# Dataset listings of figures
####################
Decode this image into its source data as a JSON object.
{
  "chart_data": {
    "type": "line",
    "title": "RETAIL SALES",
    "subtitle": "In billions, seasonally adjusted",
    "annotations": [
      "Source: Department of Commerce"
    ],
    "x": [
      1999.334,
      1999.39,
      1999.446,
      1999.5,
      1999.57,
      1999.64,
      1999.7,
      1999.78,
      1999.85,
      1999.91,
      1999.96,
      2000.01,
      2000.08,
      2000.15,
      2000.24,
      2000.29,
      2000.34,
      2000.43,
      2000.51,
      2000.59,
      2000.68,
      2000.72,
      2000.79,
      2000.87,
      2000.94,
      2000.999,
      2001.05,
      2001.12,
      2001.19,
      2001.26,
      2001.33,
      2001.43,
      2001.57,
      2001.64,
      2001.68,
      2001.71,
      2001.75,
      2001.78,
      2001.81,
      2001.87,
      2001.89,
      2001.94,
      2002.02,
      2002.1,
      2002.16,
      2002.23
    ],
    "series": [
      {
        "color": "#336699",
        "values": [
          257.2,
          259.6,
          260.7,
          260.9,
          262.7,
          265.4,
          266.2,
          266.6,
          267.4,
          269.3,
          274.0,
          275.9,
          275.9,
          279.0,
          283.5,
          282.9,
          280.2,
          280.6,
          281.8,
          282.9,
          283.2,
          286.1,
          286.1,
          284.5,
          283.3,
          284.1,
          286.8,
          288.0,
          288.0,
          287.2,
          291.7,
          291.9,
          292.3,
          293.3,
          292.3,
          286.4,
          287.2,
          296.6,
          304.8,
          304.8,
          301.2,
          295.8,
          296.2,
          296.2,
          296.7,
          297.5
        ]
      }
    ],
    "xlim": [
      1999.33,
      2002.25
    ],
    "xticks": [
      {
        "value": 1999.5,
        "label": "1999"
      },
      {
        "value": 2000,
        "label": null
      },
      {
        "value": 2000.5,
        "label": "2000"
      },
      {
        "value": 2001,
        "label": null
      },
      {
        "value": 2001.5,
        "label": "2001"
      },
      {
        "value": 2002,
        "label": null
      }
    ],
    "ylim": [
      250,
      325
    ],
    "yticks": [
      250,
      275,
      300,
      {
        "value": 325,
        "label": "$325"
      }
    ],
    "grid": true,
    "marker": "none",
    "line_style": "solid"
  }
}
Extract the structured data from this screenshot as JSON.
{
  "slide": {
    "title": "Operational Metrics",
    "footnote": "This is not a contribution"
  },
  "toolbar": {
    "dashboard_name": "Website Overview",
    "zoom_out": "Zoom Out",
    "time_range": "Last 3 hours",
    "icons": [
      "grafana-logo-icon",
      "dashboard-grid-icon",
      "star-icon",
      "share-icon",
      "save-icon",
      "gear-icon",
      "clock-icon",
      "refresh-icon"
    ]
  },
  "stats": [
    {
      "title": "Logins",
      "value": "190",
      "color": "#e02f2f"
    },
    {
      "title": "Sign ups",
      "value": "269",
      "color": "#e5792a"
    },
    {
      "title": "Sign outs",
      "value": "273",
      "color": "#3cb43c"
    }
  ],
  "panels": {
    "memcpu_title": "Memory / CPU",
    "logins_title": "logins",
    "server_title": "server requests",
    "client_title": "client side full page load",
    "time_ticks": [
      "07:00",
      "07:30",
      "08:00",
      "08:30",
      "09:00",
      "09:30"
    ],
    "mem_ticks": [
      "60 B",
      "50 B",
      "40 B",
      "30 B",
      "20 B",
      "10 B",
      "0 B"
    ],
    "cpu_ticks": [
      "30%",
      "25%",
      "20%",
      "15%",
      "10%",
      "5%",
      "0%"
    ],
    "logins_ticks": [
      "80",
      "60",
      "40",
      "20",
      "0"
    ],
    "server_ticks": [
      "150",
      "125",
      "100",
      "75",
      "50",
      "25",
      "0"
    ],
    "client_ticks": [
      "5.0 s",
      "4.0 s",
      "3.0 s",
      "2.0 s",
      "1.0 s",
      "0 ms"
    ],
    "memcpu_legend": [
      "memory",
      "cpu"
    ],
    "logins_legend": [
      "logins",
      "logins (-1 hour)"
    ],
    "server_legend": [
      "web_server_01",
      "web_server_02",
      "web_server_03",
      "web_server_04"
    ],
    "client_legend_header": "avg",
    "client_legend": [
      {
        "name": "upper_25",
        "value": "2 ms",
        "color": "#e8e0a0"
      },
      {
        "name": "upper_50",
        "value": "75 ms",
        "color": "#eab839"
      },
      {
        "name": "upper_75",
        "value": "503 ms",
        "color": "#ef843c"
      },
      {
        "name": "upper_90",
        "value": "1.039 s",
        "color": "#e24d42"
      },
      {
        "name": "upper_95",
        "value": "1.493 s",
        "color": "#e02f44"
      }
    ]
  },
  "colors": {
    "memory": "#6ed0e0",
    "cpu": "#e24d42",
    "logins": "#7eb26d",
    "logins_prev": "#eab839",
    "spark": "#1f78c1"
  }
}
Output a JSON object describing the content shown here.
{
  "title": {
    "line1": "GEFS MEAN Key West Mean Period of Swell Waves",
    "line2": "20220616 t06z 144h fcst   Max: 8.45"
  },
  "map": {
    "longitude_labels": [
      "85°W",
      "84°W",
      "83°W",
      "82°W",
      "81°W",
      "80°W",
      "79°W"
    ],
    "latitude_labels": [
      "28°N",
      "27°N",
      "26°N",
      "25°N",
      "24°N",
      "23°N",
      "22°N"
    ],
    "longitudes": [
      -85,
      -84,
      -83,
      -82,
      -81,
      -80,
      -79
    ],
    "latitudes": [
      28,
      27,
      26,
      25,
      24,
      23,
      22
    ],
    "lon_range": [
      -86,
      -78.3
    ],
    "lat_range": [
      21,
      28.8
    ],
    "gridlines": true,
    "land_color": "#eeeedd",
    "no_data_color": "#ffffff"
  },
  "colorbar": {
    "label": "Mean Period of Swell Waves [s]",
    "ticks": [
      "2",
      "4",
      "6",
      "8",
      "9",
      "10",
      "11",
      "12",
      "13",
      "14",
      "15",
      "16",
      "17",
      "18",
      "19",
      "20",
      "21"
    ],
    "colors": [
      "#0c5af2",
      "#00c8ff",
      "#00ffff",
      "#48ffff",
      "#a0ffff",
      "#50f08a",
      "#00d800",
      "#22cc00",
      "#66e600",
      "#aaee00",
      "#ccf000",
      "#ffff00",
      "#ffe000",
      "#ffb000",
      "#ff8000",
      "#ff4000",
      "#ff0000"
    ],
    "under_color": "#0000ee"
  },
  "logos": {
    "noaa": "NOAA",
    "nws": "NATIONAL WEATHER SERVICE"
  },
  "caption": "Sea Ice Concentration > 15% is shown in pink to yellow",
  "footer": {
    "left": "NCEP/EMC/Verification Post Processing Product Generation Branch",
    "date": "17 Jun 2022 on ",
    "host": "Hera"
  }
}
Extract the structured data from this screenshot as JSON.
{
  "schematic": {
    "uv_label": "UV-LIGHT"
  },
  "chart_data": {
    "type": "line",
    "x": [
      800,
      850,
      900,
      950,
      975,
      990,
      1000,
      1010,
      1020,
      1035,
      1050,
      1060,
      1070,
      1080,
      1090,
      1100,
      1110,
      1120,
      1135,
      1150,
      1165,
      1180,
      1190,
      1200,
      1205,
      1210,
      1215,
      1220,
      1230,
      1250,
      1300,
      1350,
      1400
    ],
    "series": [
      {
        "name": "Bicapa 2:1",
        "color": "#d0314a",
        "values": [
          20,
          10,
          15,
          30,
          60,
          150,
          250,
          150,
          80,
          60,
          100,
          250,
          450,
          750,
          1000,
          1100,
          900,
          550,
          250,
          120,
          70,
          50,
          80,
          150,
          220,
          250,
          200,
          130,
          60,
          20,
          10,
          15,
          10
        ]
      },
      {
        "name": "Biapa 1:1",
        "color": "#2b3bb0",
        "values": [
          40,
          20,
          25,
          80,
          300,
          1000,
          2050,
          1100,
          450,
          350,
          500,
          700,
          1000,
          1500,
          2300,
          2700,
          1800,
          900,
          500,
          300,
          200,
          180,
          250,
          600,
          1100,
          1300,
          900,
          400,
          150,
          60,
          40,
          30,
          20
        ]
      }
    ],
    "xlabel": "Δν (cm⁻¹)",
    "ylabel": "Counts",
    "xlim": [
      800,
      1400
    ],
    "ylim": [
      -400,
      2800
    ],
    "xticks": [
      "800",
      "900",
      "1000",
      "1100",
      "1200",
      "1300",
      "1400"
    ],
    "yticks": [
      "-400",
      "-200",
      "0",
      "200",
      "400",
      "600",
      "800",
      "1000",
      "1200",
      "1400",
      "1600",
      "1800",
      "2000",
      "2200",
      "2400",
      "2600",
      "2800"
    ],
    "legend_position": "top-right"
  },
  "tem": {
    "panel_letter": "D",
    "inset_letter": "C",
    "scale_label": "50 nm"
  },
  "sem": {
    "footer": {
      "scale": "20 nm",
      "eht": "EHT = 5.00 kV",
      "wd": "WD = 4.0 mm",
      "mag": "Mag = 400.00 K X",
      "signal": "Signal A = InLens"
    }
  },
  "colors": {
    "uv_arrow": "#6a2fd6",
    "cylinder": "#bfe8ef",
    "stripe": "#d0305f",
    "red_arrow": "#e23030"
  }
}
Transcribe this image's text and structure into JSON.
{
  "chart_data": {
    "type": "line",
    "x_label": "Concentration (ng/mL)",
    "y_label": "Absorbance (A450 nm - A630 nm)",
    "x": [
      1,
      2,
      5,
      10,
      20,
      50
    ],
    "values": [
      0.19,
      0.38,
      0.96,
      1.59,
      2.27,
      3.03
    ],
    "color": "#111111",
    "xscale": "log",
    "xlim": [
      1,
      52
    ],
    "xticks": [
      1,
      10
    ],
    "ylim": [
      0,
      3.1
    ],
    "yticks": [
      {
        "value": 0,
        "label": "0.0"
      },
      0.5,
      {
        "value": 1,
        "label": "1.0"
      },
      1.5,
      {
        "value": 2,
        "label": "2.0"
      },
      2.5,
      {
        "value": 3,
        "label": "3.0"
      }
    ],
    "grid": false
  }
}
####################
# EXERCISE GOAL
Work out how many lines of the data above hold the word "Mean", and write only the count.

# ANSWER FOR THE TASK
2